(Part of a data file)
-- begin --

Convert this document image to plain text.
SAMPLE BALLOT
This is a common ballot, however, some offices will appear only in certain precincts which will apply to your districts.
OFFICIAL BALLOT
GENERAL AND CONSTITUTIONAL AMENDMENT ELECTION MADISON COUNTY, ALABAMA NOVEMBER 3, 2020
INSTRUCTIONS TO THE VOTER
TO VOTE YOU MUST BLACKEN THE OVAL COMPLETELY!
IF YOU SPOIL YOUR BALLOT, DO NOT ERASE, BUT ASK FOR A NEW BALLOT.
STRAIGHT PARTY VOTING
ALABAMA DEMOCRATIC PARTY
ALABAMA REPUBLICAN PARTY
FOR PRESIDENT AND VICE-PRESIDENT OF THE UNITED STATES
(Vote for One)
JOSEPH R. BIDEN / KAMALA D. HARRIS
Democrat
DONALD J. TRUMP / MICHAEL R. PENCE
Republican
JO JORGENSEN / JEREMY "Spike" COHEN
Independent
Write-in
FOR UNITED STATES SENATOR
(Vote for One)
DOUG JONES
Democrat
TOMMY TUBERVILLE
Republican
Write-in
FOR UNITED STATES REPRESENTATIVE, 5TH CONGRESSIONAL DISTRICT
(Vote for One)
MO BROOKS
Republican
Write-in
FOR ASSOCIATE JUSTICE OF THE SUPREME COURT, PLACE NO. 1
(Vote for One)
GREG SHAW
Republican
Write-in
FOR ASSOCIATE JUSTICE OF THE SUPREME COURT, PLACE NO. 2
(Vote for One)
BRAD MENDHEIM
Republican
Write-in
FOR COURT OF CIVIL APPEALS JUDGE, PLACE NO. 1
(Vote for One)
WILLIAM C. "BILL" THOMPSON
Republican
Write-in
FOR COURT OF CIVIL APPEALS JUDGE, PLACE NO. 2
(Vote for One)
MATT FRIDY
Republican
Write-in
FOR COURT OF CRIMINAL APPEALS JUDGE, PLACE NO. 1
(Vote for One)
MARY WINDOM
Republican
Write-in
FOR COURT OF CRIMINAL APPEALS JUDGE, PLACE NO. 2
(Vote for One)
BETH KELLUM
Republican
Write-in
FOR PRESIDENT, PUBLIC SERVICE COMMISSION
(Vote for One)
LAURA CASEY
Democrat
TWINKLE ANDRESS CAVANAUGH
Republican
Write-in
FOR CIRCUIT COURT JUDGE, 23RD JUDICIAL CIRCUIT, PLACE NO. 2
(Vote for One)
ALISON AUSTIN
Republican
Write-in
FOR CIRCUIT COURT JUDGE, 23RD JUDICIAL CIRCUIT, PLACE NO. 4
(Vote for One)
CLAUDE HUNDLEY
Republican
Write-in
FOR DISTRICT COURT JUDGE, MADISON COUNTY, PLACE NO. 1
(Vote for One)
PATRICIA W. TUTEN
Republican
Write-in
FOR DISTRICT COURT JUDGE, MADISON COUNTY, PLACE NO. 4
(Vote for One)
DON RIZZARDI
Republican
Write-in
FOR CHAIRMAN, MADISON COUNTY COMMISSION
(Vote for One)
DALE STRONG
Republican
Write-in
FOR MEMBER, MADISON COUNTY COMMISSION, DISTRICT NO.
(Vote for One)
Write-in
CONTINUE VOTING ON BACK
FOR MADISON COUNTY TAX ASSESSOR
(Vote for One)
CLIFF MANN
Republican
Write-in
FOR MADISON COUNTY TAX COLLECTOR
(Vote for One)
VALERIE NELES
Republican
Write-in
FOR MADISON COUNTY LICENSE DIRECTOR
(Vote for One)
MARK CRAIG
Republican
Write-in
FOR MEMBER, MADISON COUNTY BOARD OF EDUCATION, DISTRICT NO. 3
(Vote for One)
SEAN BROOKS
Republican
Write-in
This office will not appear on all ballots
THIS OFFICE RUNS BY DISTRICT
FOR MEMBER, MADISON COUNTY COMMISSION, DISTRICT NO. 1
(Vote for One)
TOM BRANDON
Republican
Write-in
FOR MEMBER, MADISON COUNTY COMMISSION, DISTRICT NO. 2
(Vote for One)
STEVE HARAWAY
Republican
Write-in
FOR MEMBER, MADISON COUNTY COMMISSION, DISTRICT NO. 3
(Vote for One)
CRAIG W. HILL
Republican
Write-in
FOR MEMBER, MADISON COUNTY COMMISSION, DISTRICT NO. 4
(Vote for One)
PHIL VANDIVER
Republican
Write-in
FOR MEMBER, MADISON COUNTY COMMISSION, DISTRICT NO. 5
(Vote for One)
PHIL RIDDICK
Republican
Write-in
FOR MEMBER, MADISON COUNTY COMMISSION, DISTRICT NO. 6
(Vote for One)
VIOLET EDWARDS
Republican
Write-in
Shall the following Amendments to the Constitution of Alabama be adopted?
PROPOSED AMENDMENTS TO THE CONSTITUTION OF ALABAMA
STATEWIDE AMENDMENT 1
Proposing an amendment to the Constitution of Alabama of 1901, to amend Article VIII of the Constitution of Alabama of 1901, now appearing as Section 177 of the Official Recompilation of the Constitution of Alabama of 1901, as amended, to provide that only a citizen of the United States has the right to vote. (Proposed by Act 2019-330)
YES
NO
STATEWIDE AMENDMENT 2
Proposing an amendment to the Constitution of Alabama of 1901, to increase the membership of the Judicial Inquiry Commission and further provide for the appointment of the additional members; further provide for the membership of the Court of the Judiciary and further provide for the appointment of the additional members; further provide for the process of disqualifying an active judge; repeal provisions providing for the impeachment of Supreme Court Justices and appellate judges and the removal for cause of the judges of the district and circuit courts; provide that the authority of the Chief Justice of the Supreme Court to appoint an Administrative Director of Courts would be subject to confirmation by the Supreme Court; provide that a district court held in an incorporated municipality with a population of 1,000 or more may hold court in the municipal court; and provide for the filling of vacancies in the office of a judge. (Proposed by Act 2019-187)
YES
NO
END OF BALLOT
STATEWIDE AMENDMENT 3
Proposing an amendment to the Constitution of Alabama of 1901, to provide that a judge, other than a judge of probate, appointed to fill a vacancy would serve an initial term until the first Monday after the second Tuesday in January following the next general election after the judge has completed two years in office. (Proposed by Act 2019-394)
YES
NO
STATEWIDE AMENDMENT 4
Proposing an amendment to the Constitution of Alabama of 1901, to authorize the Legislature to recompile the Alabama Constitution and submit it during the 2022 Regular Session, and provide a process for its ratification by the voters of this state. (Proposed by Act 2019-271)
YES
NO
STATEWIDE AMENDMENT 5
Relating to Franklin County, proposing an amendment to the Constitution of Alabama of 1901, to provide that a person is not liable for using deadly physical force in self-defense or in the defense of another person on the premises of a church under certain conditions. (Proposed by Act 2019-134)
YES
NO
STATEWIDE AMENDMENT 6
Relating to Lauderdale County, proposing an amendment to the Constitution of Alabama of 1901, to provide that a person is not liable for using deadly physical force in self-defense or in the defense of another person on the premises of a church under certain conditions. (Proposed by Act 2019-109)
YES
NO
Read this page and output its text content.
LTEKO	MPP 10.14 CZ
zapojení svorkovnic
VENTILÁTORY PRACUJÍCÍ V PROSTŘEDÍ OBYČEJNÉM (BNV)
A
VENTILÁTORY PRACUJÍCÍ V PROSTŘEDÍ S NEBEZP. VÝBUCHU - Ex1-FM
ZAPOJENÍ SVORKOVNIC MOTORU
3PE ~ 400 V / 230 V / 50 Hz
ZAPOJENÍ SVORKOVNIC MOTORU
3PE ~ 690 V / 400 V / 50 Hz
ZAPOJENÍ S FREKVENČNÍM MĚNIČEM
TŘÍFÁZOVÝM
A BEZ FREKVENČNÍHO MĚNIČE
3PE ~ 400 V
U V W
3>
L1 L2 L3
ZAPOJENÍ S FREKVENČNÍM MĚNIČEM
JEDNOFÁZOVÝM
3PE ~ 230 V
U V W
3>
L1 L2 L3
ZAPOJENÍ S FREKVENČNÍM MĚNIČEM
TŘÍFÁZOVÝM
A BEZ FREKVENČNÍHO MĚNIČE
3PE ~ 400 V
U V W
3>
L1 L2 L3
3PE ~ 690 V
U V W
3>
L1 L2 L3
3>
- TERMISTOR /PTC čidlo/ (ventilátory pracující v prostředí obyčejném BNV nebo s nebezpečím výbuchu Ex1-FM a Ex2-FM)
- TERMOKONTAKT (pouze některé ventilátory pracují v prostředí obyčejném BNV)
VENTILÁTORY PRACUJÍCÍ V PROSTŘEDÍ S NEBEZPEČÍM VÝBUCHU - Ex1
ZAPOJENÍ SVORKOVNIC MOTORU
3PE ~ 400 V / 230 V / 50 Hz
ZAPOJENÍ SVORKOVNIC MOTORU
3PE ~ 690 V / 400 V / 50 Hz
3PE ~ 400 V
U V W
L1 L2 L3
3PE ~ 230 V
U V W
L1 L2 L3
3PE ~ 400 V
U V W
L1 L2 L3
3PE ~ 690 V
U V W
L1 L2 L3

-- end --

WHAT YOU ARE ASKED TO DO |
Repeat the lines from the one containing "Read this page and output its text content." through the end of the listing, exactly and without any other lines; both ends are included.

SOLUTION FOR THIS TASK |
Read this page and output its text content.
LTEKO	MPP 10.14 CZ
zapojení svorkovnic
VENTILÁTORY PRACUJÍCÍ V PROSTŘEDÍ OBYČEJNÉM (BNV)
A
VENTILÁTORY PRACUJÍCÍ V PROSTŘEDÍ S NEBEZP. VÝBUCHU - Ex1-FM
ZAPOJENÍ SVORKOVNIC MOTORU
3PE ~ 400 V / 230 V / 50 Hz
ZAPOJENÍ SVORKOVNIC MOTORU
3PE ~ 690 V / 400 V / 50 Hz
ZAPOJENÍ S FREKVENČNÍM MĚNIČEM
TŘÍFÁZOVÝM
A BEZ FREKVENČNÍHO MĚNIČE
3PE ~ 400 V
U V W
3>
L1 L2 L3
ZAPOJENÍ S FREKVENČNÍM MĚNIČEM
JEDNOFÁZOVÝM
3PE ~ 230 V
U V W
3>
L1 L2 L3
ZAPOJENÍ S FREKVENČNÍM MĚNIČEM
TŘÍFÁZOVÝM
A BEZ FREKVENČNÍHO MĚNIČE
3PE ~ 400 V
U V W
3>
L1 L2 L3
3PE ~ 690 V
U V W
3>
L1 L2 L3
3>
- TERMISTOR /PTC čidlo/ (ventilátory pracující v prostředí obyčejném BNV nebo s nebezpečím výbuchu Ex1-FM a Ex2-FM)
- TERMOKONTAKT (pouze některé ventilátory pracují v prostředí obyčejném BNV)
VENTILÁTORY PRACUJÍCÍ V PROSTŘEDÍ S NEBEZPEČÍM VÝBUCHU - Ex1
ZAPOJENÍ SVORKOVNIC MOTORU
3PE ~ 400 V / 230 V / 50 Hz
ZAPOJENÍ SVORKOVNIC MOTORU
3PE ~ 690 V / 400 V / 50 Hz
3PE ~ 400 V
U V W
L1 L2 L3
3PE ~ 230 V
U V W
L1 L2 L3
3PE ~ 400 V
U V W
L1 L2 L3
3PE ~ 690 V
U V W
L1 L2 L3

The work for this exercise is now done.